Copy the data unchanged, from its first line down to and including the line containing "scroll-right-arrow-icon[interactable] — [611, 399, 615, 405]".
====
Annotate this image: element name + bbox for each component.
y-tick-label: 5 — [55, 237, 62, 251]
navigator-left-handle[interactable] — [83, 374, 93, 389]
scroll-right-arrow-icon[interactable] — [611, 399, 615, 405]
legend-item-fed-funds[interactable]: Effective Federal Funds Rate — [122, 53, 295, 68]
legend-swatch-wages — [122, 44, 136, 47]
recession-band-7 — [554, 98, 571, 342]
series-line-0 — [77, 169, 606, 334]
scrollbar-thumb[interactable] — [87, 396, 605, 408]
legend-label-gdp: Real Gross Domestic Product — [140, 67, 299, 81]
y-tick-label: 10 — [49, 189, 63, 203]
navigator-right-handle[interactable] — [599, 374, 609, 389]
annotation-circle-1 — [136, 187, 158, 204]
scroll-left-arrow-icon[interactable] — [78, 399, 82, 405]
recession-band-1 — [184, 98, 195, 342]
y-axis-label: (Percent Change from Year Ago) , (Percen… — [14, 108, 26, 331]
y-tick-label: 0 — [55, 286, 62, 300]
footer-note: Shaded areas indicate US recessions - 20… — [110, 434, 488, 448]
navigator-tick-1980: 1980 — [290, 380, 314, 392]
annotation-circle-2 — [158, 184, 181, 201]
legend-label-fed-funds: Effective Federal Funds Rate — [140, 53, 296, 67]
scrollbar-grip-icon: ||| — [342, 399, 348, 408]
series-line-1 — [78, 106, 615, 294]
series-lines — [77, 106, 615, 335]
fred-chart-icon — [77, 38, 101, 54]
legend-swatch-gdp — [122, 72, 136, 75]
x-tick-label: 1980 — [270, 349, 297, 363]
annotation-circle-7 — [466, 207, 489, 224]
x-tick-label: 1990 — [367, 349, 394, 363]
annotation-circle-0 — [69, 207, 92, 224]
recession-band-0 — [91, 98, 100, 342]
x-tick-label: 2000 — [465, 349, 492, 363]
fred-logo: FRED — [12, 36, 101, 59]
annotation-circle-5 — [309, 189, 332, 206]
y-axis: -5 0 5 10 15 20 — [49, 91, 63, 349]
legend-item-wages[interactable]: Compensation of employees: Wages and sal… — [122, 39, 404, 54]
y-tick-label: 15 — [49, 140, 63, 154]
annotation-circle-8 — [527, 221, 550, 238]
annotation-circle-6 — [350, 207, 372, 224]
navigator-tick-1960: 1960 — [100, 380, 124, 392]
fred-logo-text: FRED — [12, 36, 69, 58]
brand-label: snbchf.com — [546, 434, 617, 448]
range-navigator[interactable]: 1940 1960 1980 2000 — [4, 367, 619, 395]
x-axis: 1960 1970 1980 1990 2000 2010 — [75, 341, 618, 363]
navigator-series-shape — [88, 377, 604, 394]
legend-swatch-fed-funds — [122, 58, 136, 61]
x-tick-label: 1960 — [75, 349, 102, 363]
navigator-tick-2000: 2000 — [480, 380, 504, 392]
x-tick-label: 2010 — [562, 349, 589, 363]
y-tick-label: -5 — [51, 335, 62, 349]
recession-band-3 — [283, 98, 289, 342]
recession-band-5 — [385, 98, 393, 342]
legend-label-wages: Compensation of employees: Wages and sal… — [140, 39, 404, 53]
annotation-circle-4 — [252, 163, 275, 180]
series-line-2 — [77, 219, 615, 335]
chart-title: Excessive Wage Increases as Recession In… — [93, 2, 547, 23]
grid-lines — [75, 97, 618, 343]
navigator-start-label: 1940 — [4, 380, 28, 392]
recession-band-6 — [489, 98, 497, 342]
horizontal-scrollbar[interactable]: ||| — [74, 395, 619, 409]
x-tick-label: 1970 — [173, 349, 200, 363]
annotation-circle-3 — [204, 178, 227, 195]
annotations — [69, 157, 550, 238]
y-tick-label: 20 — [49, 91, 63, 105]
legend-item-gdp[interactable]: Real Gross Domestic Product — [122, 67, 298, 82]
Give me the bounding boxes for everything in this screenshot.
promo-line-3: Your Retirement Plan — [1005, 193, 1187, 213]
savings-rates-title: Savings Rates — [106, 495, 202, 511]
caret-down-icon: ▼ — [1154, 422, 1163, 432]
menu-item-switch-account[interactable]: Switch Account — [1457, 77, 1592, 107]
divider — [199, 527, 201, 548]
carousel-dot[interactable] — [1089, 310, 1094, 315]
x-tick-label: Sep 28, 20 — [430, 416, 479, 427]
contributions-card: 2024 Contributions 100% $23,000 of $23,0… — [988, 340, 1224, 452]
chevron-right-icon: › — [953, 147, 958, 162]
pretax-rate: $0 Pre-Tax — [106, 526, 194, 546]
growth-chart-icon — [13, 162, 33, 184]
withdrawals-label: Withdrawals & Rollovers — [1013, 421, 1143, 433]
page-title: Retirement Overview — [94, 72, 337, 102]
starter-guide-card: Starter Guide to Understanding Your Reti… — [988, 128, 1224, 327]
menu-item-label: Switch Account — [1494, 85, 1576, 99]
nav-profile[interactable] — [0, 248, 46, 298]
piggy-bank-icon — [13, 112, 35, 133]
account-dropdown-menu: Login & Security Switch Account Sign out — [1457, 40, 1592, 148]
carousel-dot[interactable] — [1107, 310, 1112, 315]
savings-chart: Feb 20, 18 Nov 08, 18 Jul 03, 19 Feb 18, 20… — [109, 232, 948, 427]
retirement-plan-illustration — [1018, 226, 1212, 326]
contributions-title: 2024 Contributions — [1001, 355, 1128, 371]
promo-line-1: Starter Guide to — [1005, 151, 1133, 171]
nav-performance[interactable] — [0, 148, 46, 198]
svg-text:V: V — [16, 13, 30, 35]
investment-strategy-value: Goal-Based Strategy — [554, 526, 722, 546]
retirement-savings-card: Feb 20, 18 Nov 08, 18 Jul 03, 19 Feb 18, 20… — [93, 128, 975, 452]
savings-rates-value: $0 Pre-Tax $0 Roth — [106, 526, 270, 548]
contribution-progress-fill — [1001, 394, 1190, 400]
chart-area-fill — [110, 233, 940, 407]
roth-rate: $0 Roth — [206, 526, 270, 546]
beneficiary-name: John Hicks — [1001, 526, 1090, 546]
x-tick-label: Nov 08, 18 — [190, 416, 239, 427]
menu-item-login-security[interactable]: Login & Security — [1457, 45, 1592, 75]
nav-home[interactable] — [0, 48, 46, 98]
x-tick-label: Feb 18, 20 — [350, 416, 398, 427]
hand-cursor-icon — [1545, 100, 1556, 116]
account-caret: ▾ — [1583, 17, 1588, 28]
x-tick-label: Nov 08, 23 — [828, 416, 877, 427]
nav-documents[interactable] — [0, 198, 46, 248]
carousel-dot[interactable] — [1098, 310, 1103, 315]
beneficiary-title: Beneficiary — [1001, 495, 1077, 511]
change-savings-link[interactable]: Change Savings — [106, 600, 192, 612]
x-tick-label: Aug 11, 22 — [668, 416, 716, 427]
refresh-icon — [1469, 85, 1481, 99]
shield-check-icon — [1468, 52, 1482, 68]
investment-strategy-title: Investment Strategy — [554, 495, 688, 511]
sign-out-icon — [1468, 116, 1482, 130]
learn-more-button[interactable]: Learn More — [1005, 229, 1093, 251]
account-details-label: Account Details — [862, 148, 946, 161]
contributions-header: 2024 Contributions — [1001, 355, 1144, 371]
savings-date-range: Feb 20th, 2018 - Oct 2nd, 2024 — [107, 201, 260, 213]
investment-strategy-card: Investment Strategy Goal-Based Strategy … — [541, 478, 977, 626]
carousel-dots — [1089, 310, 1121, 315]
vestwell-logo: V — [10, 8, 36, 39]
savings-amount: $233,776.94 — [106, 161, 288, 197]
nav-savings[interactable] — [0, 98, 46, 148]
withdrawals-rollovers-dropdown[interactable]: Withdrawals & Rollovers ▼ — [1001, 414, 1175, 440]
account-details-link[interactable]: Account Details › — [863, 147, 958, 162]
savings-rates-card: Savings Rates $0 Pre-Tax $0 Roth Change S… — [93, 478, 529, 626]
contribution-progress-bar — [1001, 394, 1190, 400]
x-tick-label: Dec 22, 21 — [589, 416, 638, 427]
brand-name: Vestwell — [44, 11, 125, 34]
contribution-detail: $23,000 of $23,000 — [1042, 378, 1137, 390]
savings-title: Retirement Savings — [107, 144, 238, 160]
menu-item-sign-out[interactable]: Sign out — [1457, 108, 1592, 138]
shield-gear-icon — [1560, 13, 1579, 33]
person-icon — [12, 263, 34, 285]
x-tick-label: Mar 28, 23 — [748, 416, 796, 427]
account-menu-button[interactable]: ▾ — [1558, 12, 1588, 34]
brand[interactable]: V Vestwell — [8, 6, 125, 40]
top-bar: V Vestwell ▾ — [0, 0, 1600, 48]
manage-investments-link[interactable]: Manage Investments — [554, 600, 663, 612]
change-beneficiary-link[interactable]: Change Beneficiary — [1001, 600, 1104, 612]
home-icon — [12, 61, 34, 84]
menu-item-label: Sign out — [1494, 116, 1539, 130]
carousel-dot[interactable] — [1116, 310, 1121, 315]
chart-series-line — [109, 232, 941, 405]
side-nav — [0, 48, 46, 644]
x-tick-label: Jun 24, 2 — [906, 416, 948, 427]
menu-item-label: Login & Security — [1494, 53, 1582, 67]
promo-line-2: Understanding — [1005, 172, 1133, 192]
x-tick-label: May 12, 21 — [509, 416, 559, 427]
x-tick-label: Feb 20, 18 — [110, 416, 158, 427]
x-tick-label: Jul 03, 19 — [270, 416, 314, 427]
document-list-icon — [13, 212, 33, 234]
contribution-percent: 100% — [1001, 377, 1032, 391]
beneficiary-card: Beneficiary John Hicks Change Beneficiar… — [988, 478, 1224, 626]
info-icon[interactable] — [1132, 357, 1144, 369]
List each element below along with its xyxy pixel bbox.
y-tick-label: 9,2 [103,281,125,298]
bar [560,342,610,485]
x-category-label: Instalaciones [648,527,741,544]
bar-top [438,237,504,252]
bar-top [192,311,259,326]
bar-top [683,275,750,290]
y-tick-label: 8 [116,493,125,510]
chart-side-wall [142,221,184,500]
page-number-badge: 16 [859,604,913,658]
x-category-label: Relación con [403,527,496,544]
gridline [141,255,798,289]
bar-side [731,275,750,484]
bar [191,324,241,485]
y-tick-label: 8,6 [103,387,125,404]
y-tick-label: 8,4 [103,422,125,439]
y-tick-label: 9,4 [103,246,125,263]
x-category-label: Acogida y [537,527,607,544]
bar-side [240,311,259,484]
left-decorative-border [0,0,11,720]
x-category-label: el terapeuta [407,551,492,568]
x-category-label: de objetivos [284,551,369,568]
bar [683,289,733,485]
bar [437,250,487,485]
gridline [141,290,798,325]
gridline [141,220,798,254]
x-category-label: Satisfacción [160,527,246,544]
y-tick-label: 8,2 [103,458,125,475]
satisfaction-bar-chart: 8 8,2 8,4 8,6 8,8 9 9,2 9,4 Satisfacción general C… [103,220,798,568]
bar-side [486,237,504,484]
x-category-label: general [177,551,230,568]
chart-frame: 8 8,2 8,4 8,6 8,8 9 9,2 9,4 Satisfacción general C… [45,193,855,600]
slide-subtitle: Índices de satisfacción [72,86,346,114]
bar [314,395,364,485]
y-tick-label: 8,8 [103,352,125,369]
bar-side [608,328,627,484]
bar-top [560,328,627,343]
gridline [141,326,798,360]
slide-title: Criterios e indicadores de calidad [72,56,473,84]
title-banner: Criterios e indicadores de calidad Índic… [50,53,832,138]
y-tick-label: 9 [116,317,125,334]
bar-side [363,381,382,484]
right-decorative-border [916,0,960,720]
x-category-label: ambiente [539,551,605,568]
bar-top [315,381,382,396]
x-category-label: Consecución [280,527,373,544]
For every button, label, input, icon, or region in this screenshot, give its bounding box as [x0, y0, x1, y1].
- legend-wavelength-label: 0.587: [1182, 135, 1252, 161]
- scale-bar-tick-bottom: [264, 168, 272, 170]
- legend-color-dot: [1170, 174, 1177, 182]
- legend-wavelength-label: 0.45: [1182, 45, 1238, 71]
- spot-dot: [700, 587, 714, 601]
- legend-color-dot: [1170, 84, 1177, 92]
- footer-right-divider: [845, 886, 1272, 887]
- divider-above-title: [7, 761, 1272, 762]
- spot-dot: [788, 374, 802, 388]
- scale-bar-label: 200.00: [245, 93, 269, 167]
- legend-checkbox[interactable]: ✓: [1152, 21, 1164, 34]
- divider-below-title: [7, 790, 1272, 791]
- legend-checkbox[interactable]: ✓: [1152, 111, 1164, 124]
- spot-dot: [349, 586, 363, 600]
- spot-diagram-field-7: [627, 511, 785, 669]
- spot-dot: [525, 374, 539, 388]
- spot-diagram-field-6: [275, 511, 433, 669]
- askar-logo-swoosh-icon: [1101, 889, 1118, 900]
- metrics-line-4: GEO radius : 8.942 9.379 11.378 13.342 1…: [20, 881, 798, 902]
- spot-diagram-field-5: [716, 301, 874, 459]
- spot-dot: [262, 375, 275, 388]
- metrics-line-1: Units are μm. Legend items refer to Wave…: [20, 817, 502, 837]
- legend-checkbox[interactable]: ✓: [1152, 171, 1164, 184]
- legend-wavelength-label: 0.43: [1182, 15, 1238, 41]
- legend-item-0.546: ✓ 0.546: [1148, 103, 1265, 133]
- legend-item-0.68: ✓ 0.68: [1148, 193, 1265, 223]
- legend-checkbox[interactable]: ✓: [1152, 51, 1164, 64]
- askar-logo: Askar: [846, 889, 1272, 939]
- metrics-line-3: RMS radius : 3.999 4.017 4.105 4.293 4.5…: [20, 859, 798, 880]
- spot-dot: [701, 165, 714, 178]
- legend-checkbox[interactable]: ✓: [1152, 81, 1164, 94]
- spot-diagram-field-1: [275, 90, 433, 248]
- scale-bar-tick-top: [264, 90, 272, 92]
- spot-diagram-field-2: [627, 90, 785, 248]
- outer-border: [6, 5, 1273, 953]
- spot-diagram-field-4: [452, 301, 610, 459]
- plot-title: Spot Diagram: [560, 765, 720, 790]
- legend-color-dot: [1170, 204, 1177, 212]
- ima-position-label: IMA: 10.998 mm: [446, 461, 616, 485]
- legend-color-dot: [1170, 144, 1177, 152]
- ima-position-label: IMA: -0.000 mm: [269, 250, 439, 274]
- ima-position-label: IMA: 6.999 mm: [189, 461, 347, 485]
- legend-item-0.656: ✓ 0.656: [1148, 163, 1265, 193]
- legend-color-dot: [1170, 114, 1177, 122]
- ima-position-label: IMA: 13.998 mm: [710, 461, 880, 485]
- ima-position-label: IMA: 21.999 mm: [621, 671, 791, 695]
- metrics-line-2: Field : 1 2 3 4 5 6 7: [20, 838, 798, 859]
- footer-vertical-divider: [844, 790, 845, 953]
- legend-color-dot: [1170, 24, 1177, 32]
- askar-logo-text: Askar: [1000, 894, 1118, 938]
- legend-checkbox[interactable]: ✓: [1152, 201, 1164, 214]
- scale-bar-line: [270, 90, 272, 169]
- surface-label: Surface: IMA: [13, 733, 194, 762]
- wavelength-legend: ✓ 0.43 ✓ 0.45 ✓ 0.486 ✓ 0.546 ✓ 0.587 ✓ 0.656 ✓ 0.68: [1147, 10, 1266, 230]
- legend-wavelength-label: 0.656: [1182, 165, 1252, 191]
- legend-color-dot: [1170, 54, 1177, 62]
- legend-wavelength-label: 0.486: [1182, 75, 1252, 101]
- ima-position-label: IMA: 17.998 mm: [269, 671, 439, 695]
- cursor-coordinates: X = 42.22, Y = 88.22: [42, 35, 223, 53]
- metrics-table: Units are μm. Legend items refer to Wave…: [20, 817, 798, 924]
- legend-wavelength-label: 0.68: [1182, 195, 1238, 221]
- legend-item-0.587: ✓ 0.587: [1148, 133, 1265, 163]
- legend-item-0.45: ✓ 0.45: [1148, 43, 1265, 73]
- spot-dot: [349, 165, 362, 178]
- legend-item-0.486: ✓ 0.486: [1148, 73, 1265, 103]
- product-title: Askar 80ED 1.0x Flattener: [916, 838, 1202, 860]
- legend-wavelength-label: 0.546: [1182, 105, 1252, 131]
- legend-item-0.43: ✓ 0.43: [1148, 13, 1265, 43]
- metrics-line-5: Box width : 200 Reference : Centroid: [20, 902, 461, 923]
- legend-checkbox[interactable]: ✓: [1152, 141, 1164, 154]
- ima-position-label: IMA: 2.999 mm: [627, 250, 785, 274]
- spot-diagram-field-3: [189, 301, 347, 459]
====
- FINAL RESULT
Annotate this image: element name + bbox for each component.
y-tick-label: 5 — [55, 237, 62, 251]
navigator-left-handle[interactable] — [83, 374, 93, 389]
scroll-right-arrow-icon[interactable] — [611, 399, 615, 405]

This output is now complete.